Given exercise:
Extract every line of the material below and reproduce it faithfully.

((

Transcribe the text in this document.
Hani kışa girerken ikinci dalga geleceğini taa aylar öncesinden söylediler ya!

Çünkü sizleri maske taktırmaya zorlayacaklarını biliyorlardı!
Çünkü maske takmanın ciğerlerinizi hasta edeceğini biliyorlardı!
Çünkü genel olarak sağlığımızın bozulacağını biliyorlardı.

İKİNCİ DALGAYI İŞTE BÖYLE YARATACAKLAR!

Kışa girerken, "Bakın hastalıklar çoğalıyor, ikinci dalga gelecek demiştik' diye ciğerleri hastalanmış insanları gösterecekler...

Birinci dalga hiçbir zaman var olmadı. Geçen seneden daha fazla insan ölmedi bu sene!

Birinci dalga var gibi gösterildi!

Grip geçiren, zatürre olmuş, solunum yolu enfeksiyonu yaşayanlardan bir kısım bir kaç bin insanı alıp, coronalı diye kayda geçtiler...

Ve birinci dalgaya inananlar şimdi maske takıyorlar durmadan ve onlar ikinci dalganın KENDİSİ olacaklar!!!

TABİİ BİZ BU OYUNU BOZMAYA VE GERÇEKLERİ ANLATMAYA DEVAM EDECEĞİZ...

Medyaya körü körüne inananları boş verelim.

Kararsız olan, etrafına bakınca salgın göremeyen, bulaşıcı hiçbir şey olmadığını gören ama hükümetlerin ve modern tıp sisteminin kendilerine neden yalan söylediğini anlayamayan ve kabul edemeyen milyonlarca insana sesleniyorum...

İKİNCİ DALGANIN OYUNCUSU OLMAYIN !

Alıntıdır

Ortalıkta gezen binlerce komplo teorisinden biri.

))

Result:
Transcribe the text in this document.
Hani kışa girerken ikinci dalga geleceğini taa aylar öncesinden söylediler ya!

Çünkü sizleri maske taktırmaya zorlayacaklarını biliyorlardı!
Çünkü maske takmanın ciğerlerinizi hasta edeceğini biliyorlardı!
Çünkü genel olarak sağlığımızın bozulacağını biliyorlardı.

İKİNCİ DALGAYI İŞTE BÖYLE YARATACAKLAR!

Kışa girerken, "Bakın hastalıklar çoğalıyor, ikinci dalga gelecek demiştik' diye ciğerleri hastalanmış insanları gösterecekler...

Birinci dalga hiçbir zaman var olmadı. Geçen seneden daha fazla insan ölmedi bu sene!

Birinci dalga var gibi gösterildi!

Grip geçiren, zatürre olmuş, solunum yolu enfeksiyonu yaşayanlardan bir kısım bir kaç bin insanı alıp, coronalı diye kayda geçtiler...

Ve birinci dalgaya inananlar şimdi maske takıyorlar durmadan ve onlar ikinci dalganın KENDİSİ olacaklar!!!

TABİİ BİZ BU OYUNU BOZMAYA VE GERÇEKLERİ ANLATMAYA DEVAM EDECEĞİZ...

Medyaya körü körüne inananları boş verelim.

Kararsız olan, etrafına bakınca salgın göremeyen, bulaşıcı hiçbir şey olmadığını gören ama hükümetlerin ve modern tıp sisteminin kendilerine neden yalan söylediğini anlayamayan ve kabul edemeyen milyonlarca insana sesleniyorum...

İKİNCİ DALGANIN OYUNCUSU OLMAYIN !

Alıntıdır

Ortalıkta gezen binlerce komplo teorisinden biri.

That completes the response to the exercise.